§ **The exercise**
Establish how many lines in the material include the string "return" and report it as a lone number.
## begin
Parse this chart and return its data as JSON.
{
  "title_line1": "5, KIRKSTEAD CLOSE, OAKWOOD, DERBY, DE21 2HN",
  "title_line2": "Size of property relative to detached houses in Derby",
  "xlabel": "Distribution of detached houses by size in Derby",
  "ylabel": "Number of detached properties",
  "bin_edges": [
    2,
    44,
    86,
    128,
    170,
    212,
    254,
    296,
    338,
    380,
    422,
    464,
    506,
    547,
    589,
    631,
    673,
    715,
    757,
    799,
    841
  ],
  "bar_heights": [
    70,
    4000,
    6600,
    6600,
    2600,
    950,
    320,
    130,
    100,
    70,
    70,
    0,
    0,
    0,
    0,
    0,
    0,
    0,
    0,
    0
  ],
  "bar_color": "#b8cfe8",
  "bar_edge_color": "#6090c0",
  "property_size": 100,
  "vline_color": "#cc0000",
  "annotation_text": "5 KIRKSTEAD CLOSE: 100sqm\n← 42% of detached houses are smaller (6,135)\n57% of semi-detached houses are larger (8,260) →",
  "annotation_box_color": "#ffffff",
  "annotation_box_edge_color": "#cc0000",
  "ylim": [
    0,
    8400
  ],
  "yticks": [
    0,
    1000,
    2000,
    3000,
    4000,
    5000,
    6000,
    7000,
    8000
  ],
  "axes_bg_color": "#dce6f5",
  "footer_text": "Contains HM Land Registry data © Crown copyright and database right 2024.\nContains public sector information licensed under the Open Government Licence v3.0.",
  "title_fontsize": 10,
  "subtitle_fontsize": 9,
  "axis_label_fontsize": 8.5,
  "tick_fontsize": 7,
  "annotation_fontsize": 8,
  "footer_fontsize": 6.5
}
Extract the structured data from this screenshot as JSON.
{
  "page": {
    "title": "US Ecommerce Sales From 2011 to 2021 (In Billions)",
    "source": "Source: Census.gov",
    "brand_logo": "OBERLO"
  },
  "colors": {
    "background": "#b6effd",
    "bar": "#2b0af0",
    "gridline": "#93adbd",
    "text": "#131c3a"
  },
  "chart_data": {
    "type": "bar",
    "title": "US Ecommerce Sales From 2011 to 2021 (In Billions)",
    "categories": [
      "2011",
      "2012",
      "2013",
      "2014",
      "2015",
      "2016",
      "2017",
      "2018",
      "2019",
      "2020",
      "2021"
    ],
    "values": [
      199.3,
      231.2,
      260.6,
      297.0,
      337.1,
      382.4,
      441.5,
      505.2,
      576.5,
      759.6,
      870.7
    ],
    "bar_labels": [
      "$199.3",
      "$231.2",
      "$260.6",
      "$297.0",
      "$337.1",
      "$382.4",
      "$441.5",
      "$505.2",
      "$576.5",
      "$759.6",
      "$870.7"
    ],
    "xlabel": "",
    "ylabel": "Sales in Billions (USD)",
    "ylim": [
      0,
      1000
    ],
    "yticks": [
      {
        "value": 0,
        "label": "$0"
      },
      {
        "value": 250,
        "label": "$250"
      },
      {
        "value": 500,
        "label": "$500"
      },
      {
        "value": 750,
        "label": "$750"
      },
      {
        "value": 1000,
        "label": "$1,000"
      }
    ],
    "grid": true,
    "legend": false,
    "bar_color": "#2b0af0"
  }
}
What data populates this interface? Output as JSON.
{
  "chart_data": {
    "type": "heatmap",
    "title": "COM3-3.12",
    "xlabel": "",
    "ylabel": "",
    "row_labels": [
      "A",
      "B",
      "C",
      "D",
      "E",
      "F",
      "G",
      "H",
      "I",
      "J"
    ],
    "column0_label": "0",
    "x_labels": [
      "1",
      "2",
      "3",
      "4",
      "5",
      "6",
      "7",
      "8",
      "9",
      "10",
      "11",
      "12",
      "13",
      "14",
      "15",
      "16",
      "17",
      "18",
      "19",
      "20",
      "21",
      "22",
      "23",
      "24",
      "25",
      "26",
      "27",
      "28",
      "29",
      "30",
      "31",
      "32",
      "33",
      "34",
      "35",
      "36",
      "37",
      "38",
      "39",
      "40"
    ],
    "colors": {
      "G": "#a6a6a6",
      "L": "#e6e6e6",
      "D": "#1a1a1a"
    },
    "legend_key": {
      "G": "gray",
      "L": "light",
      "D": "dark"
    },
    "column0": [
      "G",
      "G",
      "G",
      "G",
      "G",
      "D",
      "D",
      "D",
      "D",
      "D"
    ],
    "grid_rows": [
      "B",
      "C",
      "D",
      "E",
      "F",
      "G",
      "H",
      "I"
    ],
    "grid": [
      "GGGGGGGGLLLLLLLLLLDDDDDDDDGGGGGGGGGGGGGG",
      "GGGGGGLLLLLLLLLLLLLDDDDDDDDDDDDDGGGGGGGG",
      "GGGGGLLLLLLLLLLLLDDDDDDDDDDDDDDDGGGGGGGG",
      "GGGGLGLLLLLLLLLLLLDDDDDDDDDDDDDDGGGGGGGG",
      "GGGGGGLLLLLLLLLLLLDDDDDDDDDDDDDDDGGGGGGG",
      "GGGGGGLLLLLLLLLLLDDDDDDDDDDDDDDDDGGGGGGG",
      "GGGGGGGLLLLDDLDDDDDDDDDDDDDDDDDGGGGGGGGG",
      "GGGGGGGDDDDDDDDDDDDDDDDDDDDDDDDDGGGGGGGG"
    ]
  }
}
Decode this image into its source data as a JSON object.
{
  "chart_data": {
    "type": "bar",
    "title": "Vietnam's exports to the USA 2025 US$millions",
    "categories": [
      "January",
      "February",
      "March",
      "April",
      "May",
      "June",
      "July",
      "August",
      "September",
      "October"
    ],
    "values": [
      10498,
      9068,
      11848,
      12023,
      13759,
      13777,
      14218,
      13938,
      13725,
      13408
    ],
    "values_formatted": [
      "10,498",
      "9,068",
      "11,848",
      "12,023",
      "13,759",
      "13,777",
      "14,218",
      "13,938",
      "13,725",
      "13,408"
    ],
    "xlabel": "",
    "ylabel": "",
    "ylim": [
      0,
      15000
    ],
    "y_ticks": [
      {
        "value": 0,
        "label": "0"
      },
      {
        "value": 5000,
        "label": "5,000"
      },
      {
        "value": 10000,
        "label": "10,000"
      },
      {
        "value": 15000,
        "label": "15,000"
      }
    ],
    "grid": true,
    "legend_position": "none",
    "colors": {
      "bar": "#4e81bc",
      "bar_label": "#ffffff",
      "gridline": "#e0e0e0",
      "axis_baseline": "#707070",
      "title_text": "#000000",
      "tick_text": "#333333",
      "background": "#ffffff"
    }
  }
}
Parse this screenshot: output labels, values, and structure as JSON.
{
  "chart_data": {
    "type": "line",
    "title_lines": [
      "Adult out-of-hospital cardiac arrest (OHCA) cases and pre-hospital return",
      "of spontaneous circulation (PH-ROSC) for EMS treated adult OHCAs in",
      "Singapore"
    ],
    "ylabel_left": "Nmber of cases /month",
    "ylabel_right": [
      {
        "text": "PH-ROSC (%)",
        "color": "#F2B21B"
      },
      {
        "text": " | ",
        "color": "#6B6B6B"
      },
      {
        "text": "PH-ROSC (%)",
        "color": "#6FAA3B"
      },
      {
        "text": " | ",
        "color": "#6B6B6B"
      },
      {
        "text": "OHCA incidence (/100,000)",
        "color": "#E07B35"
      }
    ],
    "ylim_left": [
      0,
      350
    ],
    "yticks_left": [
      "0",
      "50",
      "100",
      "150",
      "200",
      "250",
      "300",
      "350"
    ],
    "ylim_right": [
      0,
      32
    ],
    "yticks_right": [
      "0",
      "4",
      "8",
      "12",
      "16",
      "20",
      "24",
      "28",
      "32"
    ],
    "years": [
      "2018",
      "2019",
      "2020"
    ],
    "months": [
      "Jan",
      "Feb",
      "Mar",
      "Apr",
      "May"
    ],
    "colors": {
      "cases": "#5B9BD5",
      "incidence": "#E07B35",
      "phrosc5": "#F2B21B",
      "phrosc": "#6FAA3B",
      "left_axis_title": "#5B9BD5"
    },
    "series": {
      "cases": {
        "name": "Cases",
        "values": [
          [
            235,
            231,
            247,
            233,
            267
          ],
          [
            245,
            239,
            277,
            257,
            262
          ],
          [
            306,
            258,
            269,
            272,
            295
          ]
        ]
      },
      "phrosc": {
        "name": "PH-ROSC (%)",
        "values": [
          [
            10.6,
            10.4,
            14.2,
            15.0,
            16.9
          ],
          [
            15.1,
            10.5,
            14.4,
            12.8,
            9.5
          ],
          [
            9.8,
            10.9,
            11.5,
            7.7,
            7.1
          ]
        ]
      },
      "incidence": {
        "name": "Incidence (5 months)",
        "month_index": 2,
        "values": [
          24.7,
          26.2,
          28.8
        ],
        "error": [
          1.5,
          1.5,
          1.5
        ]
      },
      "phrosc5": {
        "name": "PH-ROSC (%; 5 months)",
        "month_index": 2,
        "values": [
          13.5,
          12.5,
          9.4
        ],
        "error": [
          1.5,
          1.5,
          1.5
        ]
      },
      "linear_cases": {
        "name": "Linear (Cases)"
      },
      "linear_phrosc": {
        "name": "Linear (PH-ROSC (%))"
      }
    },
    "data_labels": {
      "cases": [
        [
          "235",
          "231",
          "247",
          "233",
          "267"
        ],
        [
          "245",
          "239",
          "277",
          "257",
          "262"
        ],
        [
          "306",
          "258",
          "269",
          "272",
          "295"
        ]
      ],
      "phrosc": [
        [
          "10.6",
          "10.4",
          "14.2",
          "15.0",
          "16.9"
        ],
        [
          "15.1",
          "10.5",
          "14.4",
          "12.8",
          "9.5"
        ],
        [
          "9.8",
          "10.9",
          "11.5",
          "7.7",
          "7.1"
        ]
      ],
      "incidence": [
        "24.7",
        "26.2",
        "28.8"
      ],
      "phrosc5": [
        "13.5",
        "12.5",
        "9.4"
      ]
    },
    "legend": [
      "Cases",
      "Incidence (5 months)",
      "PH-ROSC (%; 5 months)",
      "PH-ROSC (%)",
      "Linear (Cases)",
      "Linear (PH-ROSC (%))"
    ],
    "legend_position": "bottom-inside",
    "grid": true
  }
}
## end
§ **Answer for the task**
2